> DIRECTION: Extract the entries in their exact form.

> DATA SHOWN:
....................

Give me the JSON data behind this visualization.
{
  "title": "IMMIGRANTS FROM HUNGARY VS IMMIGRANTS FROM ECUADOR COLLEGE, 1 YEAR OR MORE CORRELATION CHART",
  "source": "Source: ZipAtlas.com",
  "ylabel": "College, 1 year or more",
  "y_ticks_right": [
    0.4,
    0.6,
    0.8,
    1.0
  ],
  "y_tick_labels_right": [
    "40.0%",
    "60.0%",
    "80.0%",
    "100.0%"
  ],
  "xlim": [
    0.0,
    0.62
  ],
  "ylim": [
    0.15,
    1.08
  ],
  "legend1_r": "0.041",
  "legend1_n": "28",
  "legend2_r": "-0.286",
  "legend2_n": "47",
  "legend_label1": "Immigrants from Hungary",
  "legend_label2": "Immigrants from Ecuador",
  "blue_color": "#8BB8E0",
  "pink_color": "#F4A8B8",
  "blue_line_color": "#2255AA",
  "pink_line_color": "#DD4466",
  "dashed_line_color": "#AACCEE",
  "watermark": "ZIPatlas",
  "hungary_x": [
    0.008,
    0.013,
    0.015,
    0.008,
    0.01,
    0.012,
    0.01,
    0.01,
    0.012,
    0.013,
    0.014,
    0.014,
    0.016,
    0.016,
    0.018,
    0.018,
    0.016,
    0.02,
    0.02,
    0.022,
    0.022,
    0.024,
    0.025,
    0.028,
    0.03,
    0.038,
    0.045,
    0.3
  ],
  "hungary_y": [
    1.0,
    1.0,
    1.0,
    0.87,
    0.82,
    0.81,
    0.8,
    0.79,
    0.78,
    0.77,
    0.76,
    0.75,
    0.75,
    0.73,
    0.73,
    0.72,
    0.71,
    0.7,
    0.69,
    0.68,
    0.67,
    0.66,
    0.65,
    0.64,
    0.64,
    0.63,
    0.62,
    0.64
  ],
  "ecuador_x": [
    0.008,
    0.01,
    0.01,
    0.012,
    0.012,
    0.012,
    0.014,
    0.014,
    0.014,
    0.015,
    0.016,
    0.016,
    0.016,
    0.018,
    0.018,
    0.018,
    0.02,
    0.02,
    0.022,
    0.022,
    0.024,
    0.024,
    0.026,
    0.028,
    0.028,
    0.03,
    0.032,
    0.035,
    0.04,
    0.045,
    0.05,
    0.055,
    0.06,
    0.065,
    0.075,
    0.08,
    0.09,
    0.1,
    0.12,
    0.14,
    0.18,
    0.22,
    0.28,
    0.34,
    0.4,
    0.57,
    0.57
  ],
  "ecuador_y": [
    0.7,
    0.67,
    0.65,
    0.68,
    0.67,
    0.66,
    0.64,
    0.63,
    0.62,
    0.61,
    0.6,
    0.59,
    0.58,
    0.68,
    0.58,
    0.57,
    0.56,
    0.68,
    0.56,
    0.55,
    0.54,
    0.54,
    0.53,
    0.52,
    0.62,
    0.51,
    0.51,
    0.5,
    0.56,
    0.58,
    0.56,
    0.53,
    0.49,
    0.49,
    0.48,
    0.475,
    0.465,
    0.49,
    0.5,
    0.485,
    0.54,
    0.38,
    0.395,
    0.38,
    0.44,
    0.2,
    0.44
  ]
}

....................

> THE RESULT:
Give me the JSON data behind this visualization.
{
  "title": "IMMIGRANTS FROM HUNGARY VS IMMIGRANTS FROM ECUADOR COLLEGE, 1 YEAR OR MORE CORRELATION CHART",
  "source": "Source: ZipAtlas.com",
  "ylabel": "College, 1 year or more",
  "y_ticks_right": [
    0.4,
    0.6,
    0.8,
    1.0
  ],
  "y_tick_labels_right": [
    "40.0%",
    "60.0%",
    "80.0%",
    "100.0%"
  ],
  "xlim": [
    0.0,
    0.62
  ],
  "ylim": [
    0.15,
    1.08
  ],
  "legend1_r": "0.041",
  "legend1_n": "28",
  "legend2_r": "-0.286",
  "legend2_n": "47",
  "legend_label1": "Immigrants from Hungary",
  "legend_label2": "Immigrants from Ecuador",
  "blue_color": "#8BB8E0",
  "pink_color": "#F4A8B8",
  "blue_line_color": "#2255AA",
  "pink_line_color": "#DD4466",
  "dashed_line_color": "#AACCEE",
  "watermark": "ZIPatlas",
  "hungary_x": [
    0.008,
    0.013,
    0.015,
    0.008,
    0.01,
    0.012,
    0.01,
    0.01,
    0.012,
    0.013,
    0.014,
    0.014,
    0.016,
    0.016,
    0.018,
    0.018,
    0.016,
    0.02,
    0.02,
    0.022,
    0.022,
    0.024,
    0.025,
    0.028,
    0.03,
    0.038,
    0.045,
    0.3
  ],
  "hungary_y": [
    1.0,
    1.0,
    1.0,
    0.87,
    0.82,
    0.81,
    0.8,
    0.79,
    0.78,
    0.77,
    0.76,
    0.75,
    0.75,
    0.73,
    0.73,
    0.72,
    0.71,
    0.7,
    0.69,
    0.68,
    0.67,
    0.66,
    0.65,
    0.64,
    0.64,
    0.63,
    0.62,
    0.64
  ],
  "ecuador_x": [
    0.008,
    0.01,
    0.01,
    0.012,
    0.012,
    0.012,
    0.014,
    0.014,
    0.014,
    0.015,
    0.016,
    0.016,
    0.016,
    0.018,
    0.018,
    0.018,
    0.02,
    0.02,
    0.022,
    0.022,
    0.024,
    0.024,
    0.026,
    0.028,
    0.028,
    0.03,
    0.032,
    0.035,
    0.04,
    0.045,
    0.05,
    0.055,
    0.06,
    0.065,
    0.075,
    0.08,
    0.09,
    0.1,
    0.12,
    0.14,
    0.18,
    0.22,
    0.28,
    0.34,
    0.4,
    0.57,
    0.57
  ],
  "ecuador_y": [
    0.7,
    0.67,
    0.65,
    0.68,
    0.67,
    0.66,
    0.64,
    0.63,
    0.62,
    0.61,
    0.6,
    0.59,
    0.58,
    0.68,
    0.58,
    0.57,
    0.56,
    0.68,
    0.56,
    0.55,
    0.54,
    0.54,
    0.53,
    0.52,
    0.62,
    0.51,
    0.51,
    0.5,
    0.56,
    0.58,
    0.56,
    0.53,
    0.49,
    0.49,
    0.48,
    0.475,
    0.465,
    0.49,
    0.5,
    0.485,
    0.54,
    0.38,
    0.395,
    0.38,
    0.44,
    0.2,
    0.44
  ]
}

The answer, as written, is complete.